===== AVAILABLE RECORDS =====

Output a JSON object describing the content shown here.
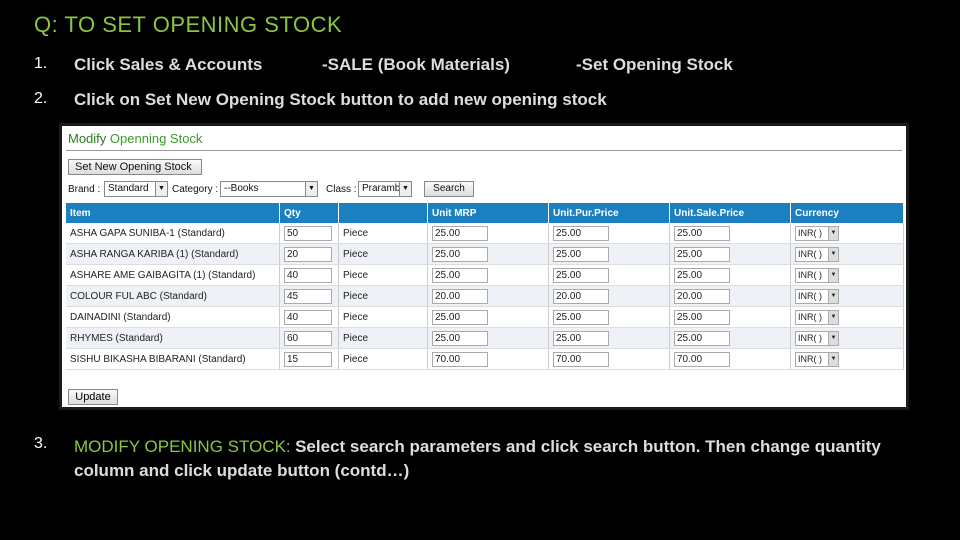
{
  "title": "Q: TO SET OPENING STOCK",
  "steps": {
    "s1_num": "1.",
    "s1_a": "Click Sales & Accounts",
    "s1_b": "-SALE (Book Materials)",
    "s1_c": "-Set Opening Stock",
    "s2_num": "2.",
    "s2_text": "Click on Set New Opening Stock button to add new opening stock",
    "s3_num": "3.",
    "s3_lead": "MODIFY OPENING STOCK:",
    "s3_body": "Select search parameters and click search button. Then change quantity column and click update button (contd…)"
  },
  "panel": {
    "title_a": "Modify",
    "title_b": "Openning Stock",
    "new_button": "Set New Opening Stock",
    "brand_label": "Brand :",
    "brand_value": "Standard",
    "category_label": "Category :",
    "category_value": "--Books",
    "class_label": "Class :",
    "class_value": "Prarambh",
    "search_button": "Search",
    "update_button": "Update"
  },
  "table": {
    "headers": [
      "Item",
      "Qty",
      "",
      "Unit MRP",
      "Unit.Pur.Price",
      "Unit.Sale.Price",
      "Currency"
    ],
    "rows": [
      {
        "item": "ASHA GAPA SUNIBA-1 (Standard)",
        "qty": "50",
        "unit": "Piece",
        "mrp": "25.00",
        "pur": "25.00",
        "sale": "25.00",
        "cur": "INR( )"
      },
      {
        "item": "ASHA RANGA KARIBA (1) (Standard)",
        "qty": "20",
        "unit": "Piece",
        "mrp": "25.00",
        "pur": "25.00",
        "sale": "25.00",
        "cur": "INR( )"
      },
      {
        "item": "ASHARE AME GAIBAGITA (1) (Standard)",
        "qty": "40",
        "unit": "Piece",
        "mrp": "25.00",
        "pur": "25.00",
        "sale": "25.00",
        "cur": "INR( )"
      },
      {
        "item": "COLOUR FUL ABC (Standard)",
        "qty": "45",
        "unit": "Piece",
        "mrp": "20.00",
        "pur": "20.00",
        "sale": "20.00",
        "cur": "INR( )"
      },
      {
        "item": "DAINADINI (Standard)",
        "qty": "40",
        "unit": "Piece",
        "mrp": "25.00",
        "pur": "25.00",
        "sale": "25.00",
        "cur": "INR( )"
      },
      {
        "item": "RHYMES (Standard)",
        "qty": "60",
        "unit": "Piece",
        "mrp": "25.00",
        "pur": "25.00",
        "sale": "25.00",
        "cur": "INR( )"
      },
      {
        "item": "SISHU BIKASHA BIBARANI (Standard)",
        "qty": "15",
        "unit": "Piece",
        "mrp": "70.00",
        "pur": "70.00",
        "sale": "70.00",
        "cur": "INR( )"
      }
    ]
  }
}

=====

* **THE REQUEST**: Pictures are excluded; copy every other part of the records exactly.

* **ANSWER TO THE PROBLEM**:
Output a JSON object describing the content shown here.
{
  "title": "Q: TO SET OPENING STOCK",
  "steps": {
    "s1_num": "1.",
    "s1_a": "Click Sales & Accounts",
    "s1_b": "-SALE (Book Materials)",
    "s1_c": "-Set Opening Stock",
    "s2_num": "2.",
    "s2_text": "Click on Set New Opening Stock button to add new opening stock",
    "s3_num": "3.",
    "s3_lead": "MODIFY OPENING STOCK:",
    "s3_body": "Select search parameters and click search button. Then change quantity column and click update button (contd…)"
  },
  "panel": {
    "title_a": "Modify",
    "title_b": "Openning Stock",
    "new_button": "Set New Opening Stock",
    "brand_label": "Brand :",
    "brand_value": "Standard",
    "category_label": "Category :",
    "category_value": "--Books",
    "class_label": "Class :",
    "class_value": "Prarambh",
    "search_button": "Search",
    "update_button": "Update"
  },
  "table": {
    "headers": [
      "Item",
      "Qty",
      "",
      "Unit MRP",
      "Unit.Pur.Price",
      "Unit.Sale.Price",
      "Currency"
    ],
    "rows": [
      {
        "item": "ASHA GAPA SUNIBA-1 (Standard)",
        "qty": "50",
        "unit": "Piece",
        "mrp": "25.00",
        "pur": "25.00",
        "sale": "25.00",
        "cur": "INR( )"
      },
      {
        "item": "ASHA RANGA KARIBA (1) (Standard)",
        "qty": "20",
        "unit": "Piece",
        "mrp": "25.00",
        "pur": "25.00",
        "sale": "25.00",
        "cur": "INR( )"
      },
      {
        "item": "ASHARE AME GAIBAGITA (1) (Standard)",
        "qty": "40",
        "unit": "Piece",
        "mrp": "25.00",
        "pur": "25.00",
        "sale": "25.00",
        "cur": "INR( )"
      },
      {
        "item": "COLOUR FUL ABC (Standard)",
        "qty": "45",
        "unit": "Piece",
        "mrp": "20.00",
        "pur": "20.00",
        "sale": "20.00",
        "cur": "INR( )"
      },
      {
        "item": "DAINADINI (Standard)",
        "qty": "40",
        "unit": "Piece",
        "mrp": "25.00",
        "pur": "25.00",
        "sale": "25.00",
        "cur": "INR( )"
      },
      {
        "item": "RHYMES (Standard)",
        "qty": "60",
        "unit": "Piece",
        "mrp": "25.00",
        "pur": "25.00",
        "sale": "25.00",
        "cur": "INR( )"
      },
      {
        "item": "SISHU BIKASHA BIBARANI (Standard)",
        "qty": "15",
        "unit": "Piece",
        "mrp": "70.00",
        "pur": "70.00",
        "sale": "70.00",
        "cur": "INR( )"
      }
    ]
  }
}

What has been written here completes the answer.